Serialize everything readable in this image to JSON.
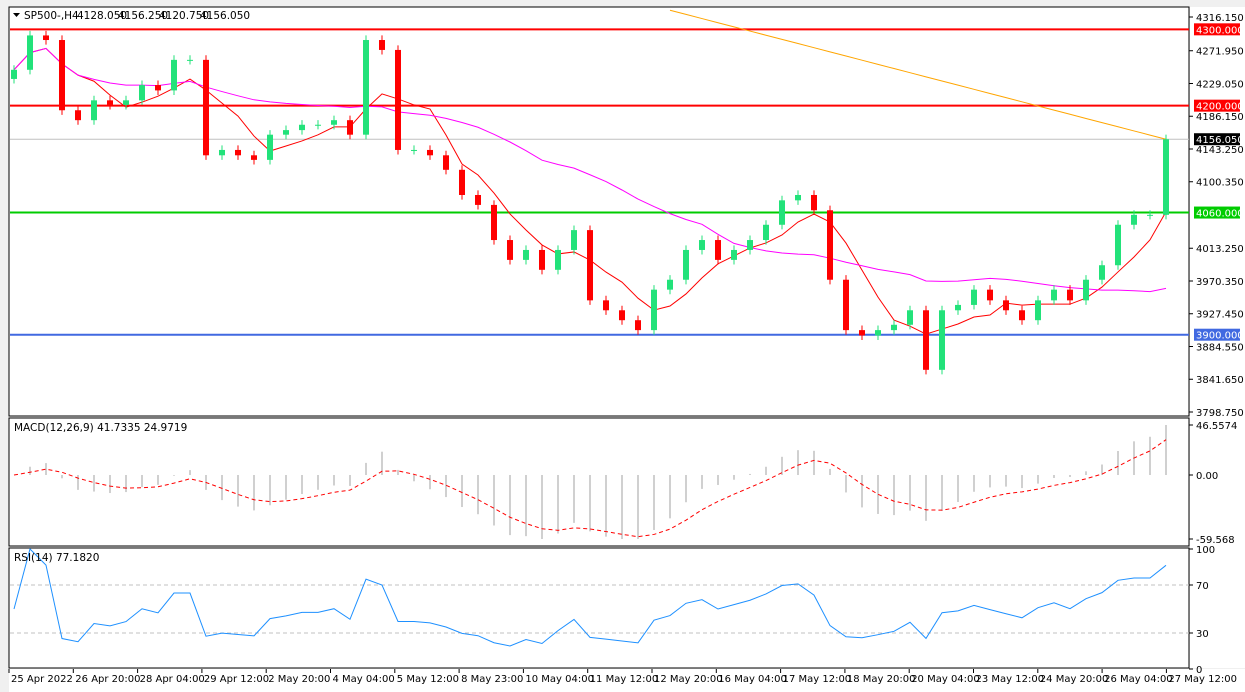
{
  "header": {
    "symbol": "SP500-,H4",
    "open": "4128.050",
    "high": "4156.250",
    "low": "4120.750",
    "close": "4156.050"
  },
  "colors": {
    "bull": "#22e27a",
    "bear": "#ff0000",
    "ma_fast": "#ff0000",
    "ma_mid": "#ff00ff",
    "ma_long": "#ffa500",
    "macd_hist": "#c0c0c0",
    "macd_signal": "#ff0000",
    "rsi": "#1e90ff",
    "level_red": "#ff0000",
    "level_green": "#00cc00",
    "level_blue": "#4169e1",
    "current_price": "#000000"
  },
  "price_axis": {
    "ticks": [
      "4316.150",
      "4271.950",
      "4229.050",
      "4186.150",
      "4143.250",
      "4100.350",
      "4013.250",
      "3970.350",
      "3927.450",
      "3884.550",
      "3841.650",
      "3798.750"
    ],
    "range": [
      3798.75,
      4316.15
    ]
  },
  "levels": [
    {
      "value": 4300,
      "label": "4300.000",
      "color": "level_red"
    },
    {
      "value": 4200,
      "label": "4200.000",
      "color": "level_red"
    },
    {
      "value": 4060,
      "label": "4060.000",
      "color": "level_green"
    },
    {
      "value": 3900,
      "label": "3900.000",
      "color": "level_blue"
    }
  ],
  "current_price": {
    "value": 4156.05,
    "label": "4156.050"
  },
  "time_axis": [
    "25 Apr 2022",
    "26 Apr 20:00",
    "28 Apr 04:00",
    "29 Apr 12:00",
    "2 May 20:00",
    "4 May 04:00",
    "5 May 12:00",
    "8 May 23:00",
    "10 May 04:00",
    "11 May 12:00",
    "12 May 20:00",
    "16 May 04:00",
    "17 May 12:00",
    "18 May 20:00",
    "20 May 04:00",
    "23 May 12:00",
    "24 May 20:00",
    "26 May 04:00",
    "27 May 12:00"
  ],
  "macd": {
    "label": "MACD(12,26,9) 41.7335 24.9719",
    "ticks": [
      "46.5574",
      "0.00",
      "-59.568"
    ],
    "range": [
      -59.568,
      46.5574
    ]
  },
  "rsi": {
    "label": "RSI(14) 77.1820",
    "ticks": [
      "100",
      "70",
      "30",
      "0"
    ],
    "levels": [
      70,
      30
    ]
  },
  "chart_data": {
    "type": "candlestick",
    "title": "SP500-,H4",
    "ylim": [
      3798.75,
      4316.15
    ],
    "first_open": 4235,
    "closes": [
      4247,
      4292,
      4286,
      4194,
      4181,
      4207,
      4201,
      4207,
      4227,
      4220,
      4260,
      4260,
      4135,
      4142,
      4135,
      4129,
      4162,
      4168,
      4175,
      4175,
      4181,
      4162,
      4286,
      4273,
      4142,
      4142,
      4135,
      4116,
      4083,
      4070,
      4024,
      3998,
      4011,
      3985,
      4011,
      4037,
      3945,
      3932,
      3919,
      3906,
      3959,
      3972,
      4011,
      4024,
      3998,
      4011,
      4024,
      4044,
      4076,
      4083,
      4063,
      3972,
      3906,
      3899,
      3906,
      3913,
      3932,
      3854,
      3932,
      3939,
      3959,
      3945,
      3932,
      3919,
      3945,
      3959,
      3945,
      3972,
      3991,
      4044,
      4057,
      4057,
      4156
    ],
    "ma_long": {
      "start": 4325,
      "end": 4156
    }
  }
}
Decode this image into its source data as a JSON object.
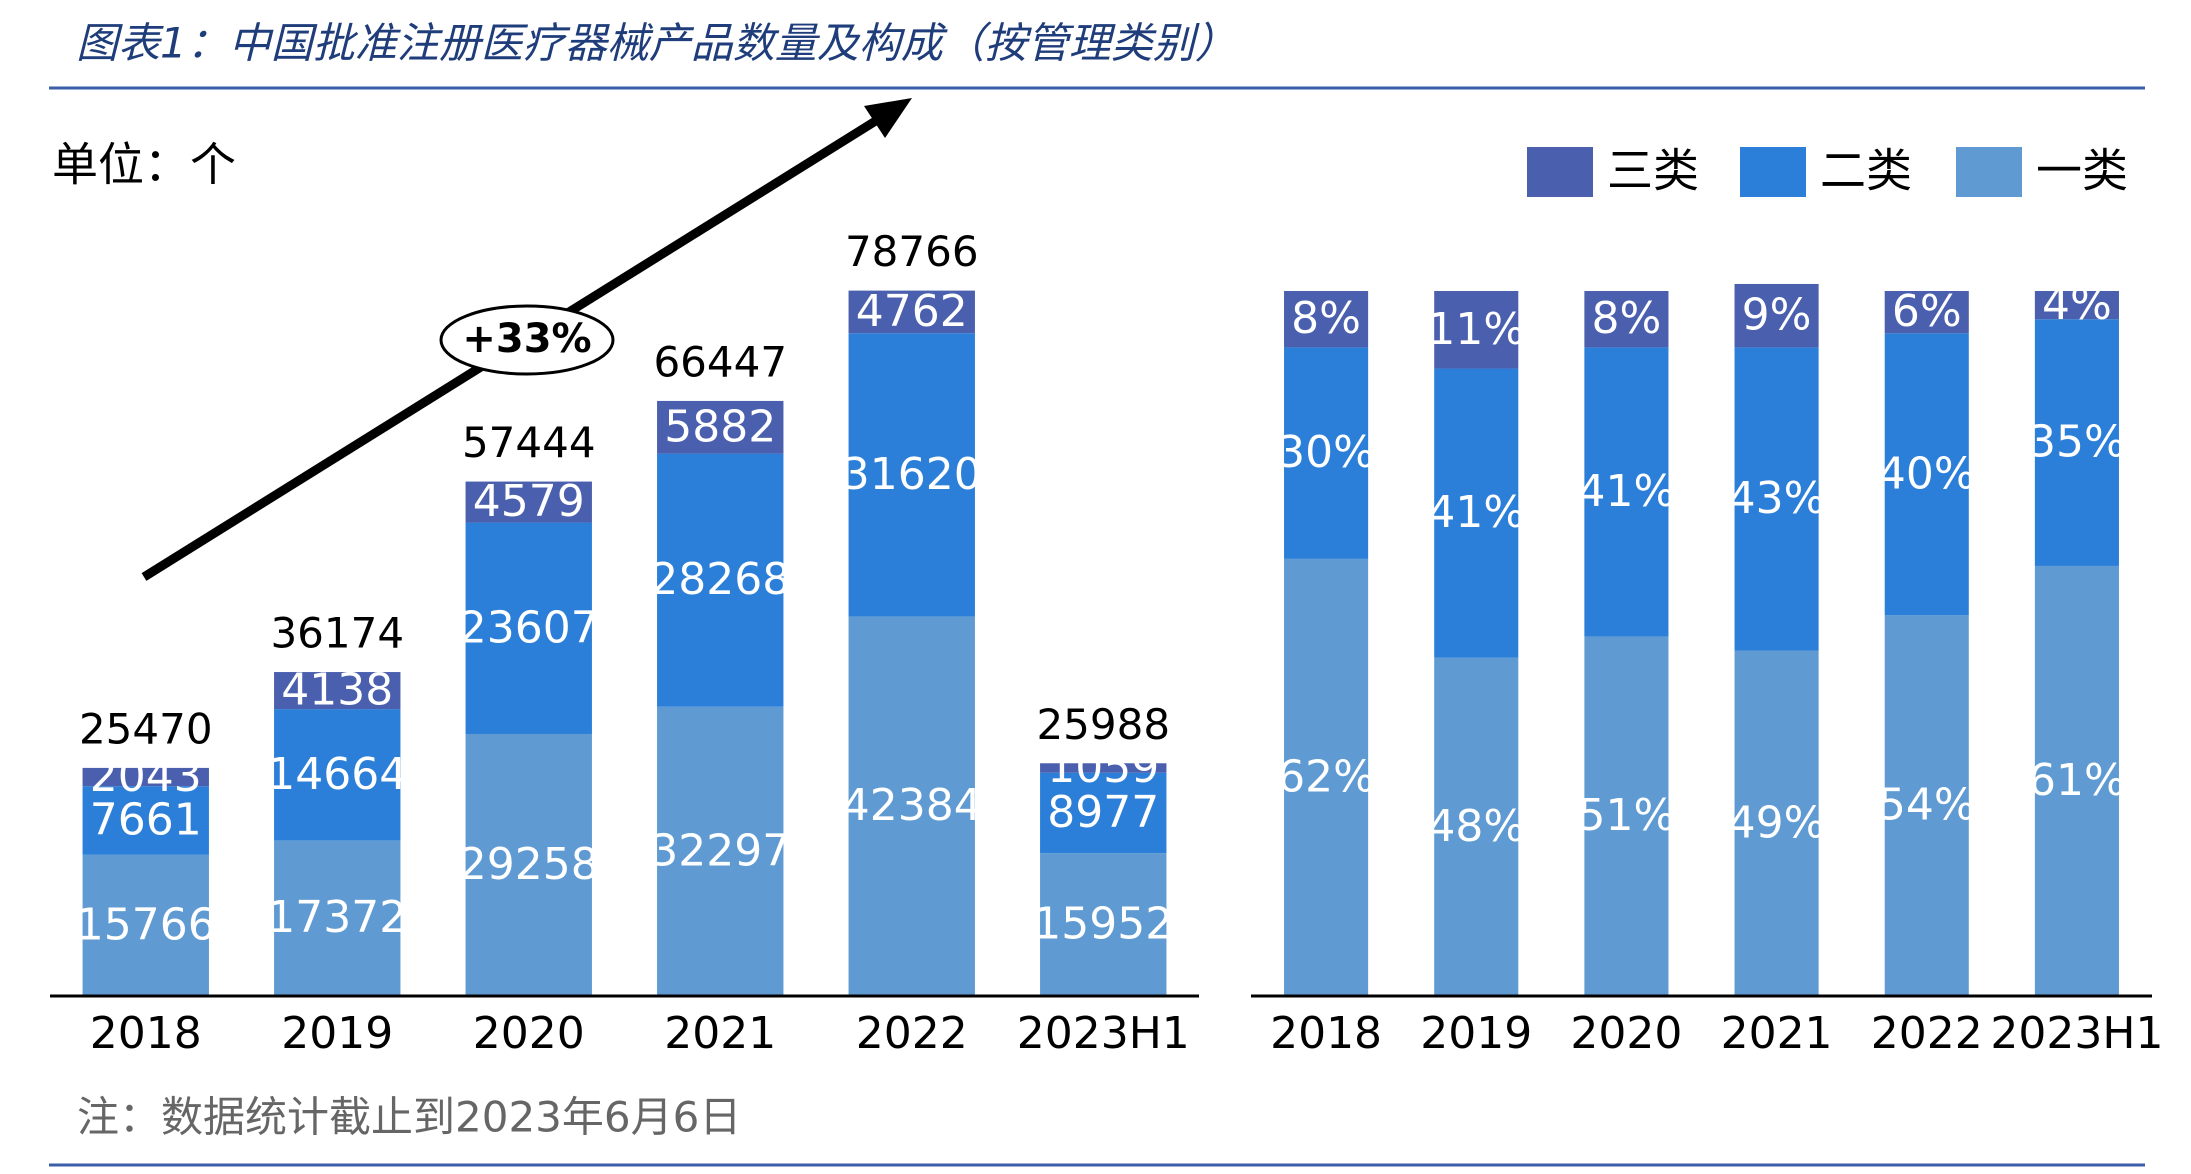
----------------------------------------
Leave the pictures out and reproduce all of the records exactly.

◆ Result of the exercise:
Serialize everything readable in this image to JSON.
{
  "header": {
    "symbol": "SP500-,H4",
    "open": "4128.050",
    "high": "4156.250",
    "low": "4120.750",
    "close": "4156.050"
  },
  "colors": {
    "bull": "#22e27a",
    "bear": "#ff0000",
    "ma_fast": "#ff0000",
    "ma_mid": "#ff00ff",
    "ma_long": "#ffa500",
    "macd_hist": "#c0c0c0",
    "macd_signal": "#ff0000",
    "rsi": "#1e90ff",
    "level_red": "#ff0000",
    "level_green": "#00cc00",
    "level_blue": "#4169e1",
    "current_price": "#000000"
  },
  "price_axis": {
    "ticks": [
      "4316.150",
      "4271.950",
      "4229.050",
      "4186.150",
      "4143.250",
      "4100.350",
      "4013.250",
      "3970.350",
      "3927.450",
      "3884.550",
      "3841.650",
      "3798.750"
    ],
    "range": [
      3798.75,
      4316.15
    ]
  },
  "levels": [
    {
      "value": 4300,
      "label": "4300.000",
      "color": "level_red"
    },
    {
      "value": 4200,
      "label": "4200.000",
      "color": "level_red"
    },
    {
      "value": 4060,
      "label": "4060.000",
      "color": "level_green"
    },
    {
      "value": 3900,
      "label": "3900.000",
      "color": "level_blue"
    }
  ],
  "current_price": {
    "value": 4156.05,
    "label": "4156.050"
  },
  "time_axis": [
    "25 Apr 2022",
    "26 Apr 20:00",
    "28 Apr 04:00",
    "29 Apr 12:00",
    "2 May 20:00",
    "4 May 04:00",
    "5 May 12:00",
    "8 May 23:00",
    "10 May 04:00",
    "11 May 12:00",
    "12 May 20:00",
    "16 May 04:00",
    "17 May 12:00",
    "18 May 20:00",
    "20 May 04:00",
    "23 May 12:00",
    "24 May 20:00",
    "26 May 04:00",
    "27 May 12:00"
  ],
  "macd": {
    "label": "MACD(12,26,9) 41.7335 24.9719",
    "ticks": [
      "46.5574",
      "0.00",
      "-59.568"
    ],
    "range": [
      -59.568,
      46.5574
    ]
  },
  "rsi": {
    "label": "RSI(14) 77.1820",
    "ticks": [
      "100",
      "70",
      "30",
      "0"
    ],
    "levels": [
      70,
      30
    ]
  },
  "chart_data": {
    "type": "candlestick",
    "title": "SP500-,H4",
    "ylim": [
      3798.75,
      4316.15
    ],
    "first_open": 4235,
    "closes": [
      4247,
      4292,
      4286,
      4194,
      4181,
      4207,
      4201,
      4207,
      4227,
      4220,
      4260,
      4260,
      4135,
      4142,
      4135,
      4129,
      4162,
      4168,
      4175,
      4175,
      4181,
      4162,
      4286,
      4273,
      4142,
      4142,
      4135,
      4116,
      4083,
      4070,
      4024,
      3998,
      4011,
      3985,
      4011,
      4037,
      3945,
      3932,
      3919,
      3906,
      3959,
      3972,
      4011,
      4024,
      3998,
      4011,
      4024,
      4044,
      4076,
      4083,
      4063,
      3972,
      3906,
      3899,
      3906,
      3913,
      3932,
      3854,
      3932,
      3939,
      3959,
      3945,
      3932,
      3919,
      3945,
      3959,
      3945,
      3972,
      3991,
      4044,
      4057,
      4057,
      4156
    ],
    "ma_long": {
      "start": 4325,
      "end": 4156
    }
  }
}
Decode this image into its source data as a JSON object.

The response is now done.